__LISTING__.
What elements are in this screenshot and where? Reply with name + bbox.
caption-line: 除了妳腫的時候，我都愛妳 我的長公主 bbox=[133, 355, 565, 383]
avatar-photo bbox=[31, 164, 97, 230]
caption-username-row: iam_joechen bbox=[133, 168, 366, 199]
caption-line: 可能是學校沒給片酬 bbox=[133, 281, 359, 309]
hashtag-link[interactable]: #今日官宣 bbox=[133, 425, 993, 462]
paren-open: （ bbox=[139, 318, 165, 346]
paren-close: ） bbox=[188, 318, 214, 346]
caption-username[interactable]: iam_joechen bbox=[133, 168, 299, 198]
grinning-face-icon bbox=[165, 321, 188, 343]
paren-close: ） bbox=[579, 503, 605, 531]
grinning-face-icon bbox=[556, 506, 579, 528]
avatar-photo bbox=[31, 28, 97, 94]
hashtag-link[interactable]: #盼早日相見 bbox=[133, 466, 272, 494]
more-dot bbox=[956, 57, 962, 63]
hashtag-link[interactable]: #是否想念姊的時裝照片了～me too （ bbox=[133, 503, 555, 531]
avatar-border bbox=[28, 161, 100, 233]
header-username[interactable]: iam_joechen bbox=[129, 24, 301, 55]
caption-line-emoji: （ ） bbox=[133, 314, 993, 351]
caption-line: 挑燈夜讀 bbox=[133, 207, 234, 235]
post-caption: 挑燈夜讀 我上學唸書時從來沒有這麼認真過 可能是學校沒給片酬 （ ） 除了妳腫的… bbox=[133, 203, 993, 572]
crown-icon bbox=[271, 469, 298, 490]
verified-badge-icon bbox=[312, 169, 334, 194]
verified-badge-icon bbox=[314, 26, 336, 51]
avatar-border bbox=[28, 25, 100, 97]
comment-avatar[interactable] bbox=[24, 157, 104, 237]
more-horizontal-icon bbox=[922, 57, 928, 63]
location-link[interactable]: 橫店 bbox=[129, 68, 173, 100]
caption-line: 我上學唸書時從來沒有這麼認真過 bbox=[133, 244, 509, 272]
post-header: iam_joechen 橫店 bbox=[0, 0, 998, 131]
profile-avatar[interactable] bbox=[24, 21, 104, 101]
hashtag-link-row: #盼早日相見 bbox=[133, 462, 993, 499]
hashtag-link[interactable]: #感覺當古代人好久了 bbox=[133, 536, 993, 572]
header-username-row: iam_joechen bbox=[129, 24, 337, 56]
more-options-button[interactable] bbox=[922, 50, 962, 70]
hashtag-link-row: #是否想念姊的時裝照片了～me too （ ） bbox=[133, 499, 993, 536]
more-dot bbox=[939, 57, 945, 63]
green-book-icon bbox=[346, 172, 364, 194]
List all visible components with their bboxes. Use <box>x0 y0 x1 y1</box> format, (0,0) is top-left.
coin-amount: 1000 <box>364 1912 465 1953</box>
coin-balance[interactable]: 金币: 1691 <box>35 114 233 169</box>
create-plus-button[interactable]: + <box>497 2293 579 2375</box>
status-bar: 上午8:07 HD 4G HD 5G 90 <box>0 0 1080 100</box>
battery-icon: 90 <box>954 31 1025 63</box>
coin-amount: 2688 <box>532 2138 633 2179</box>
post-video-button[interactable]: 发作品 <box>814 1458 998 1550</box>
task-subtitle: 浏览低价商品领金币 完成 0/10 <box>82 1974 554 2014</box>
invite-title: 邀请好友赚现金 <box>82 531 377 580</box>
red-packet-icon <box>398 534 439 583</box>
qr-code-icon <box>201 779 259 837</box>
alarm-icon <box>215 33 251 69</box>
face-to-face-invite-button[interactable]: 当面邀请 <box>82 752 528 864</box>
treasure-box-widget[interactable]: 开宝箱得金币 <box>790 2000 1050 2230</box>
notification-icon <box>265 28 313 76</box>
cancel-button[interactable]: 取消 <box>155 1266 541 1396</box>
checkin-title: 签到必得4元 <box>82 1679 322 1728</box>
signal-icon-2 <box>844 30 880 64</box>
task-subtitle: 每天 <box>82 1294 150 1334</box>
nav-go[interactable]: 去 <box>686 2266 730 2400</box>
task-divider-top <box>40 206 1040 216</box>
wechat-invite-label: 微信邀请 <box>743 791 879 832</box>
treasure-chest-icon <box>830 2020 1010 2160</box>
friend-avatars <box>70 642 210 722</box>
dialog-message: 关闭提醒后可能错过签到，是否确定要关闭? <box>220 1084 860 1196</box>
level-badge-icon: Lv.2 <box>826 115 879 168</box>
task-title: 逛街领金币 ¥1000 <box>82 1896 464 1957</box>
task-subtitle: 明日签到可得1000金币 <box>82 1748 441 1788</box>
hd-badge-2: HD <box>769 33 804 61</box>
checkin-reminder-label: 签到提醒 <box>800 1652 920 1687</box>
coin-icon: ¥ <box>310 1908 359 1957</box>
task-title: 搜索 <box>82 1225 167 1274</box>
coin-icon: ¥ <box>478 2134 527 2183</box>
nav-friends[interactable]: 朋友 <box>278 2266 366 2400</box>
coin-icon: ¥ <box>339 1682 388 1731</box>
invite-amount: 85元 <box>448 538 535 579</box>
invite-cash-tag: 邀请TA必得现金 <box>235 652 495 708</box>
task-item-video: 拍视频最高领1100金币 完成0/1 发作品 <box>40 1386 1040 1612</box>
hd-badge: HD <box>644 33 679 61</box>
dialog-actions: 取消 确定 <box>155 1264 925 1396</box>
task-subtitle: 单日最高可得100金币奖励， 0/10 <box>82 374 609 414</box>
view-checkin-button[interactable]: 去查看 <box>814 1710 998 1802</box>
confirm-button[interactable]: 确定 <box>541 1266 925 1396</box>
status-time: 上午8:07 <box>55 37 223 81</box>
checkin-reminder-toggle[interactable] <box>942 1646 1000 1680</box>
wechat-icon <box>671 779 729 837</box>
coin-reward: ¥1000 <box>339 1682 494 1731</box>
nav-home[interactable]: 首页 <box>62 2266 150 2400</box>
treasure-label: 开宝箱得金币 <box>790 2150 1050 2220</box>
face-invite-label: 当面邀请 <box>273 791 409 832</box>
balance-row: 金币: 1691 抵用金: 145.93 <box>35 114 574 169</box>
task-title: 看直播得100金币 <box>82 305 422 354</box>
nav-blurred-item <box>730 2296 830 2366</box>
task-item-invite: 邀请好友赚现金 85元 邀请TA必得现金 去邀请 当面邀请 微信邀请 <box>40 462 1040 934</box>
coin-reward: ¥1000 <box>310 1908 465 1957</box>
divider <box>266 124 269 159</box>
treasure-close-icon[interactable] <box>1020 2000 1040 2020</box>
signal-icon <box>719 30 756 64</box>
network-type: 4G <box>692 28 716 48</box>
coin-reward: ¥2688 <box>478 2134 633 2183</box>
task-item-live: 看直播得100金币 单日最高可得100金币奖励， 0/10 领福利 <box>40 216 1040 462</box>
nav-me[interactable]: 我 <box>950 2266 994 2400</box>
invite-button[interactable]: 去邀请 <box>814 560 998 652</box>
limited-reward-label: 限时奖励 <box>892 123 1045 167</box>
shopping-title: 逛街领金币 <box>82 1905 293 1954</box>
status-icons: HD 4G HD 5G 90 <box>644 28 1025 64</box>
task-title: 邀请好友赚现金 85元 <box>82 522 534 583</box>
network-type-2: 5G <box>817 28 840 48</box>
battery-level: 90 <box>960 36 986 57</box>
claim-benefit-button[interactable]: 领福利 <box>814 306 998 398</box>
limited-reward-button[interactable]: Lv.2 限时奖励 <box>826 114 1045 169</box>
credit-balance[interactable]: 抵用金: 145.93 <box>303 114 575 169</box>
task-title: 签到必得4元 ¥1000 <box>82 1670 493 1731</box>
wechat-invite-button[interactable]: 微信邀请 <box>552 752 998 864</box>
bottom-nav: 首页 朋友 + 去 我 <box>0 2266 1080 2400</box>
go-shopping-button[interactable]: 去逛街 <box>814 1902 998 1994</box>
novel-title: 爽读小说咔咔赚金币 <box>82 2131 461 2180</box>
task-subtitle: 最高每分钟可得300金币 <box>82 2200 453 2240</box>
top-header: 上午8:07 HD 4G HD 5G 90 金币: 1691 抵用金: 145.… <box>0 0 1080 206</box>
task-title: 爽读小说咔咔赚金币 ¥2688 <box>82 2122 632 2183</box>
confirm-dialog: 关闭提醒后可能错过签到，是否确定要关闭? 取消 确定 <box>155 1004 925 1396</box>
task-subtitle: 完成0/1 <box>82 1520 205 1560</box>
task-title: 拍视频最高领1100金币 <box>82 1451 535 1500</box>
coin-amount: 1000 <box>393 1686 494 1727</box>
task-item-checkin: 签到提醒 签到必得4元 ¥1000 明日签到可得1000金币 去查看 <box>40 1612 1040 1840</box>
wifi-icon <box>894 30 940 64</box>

__SHORT TASK__.
Please count the lines above that contain the string "video", and reply with only the number.

__FULL RESPONSE__.
2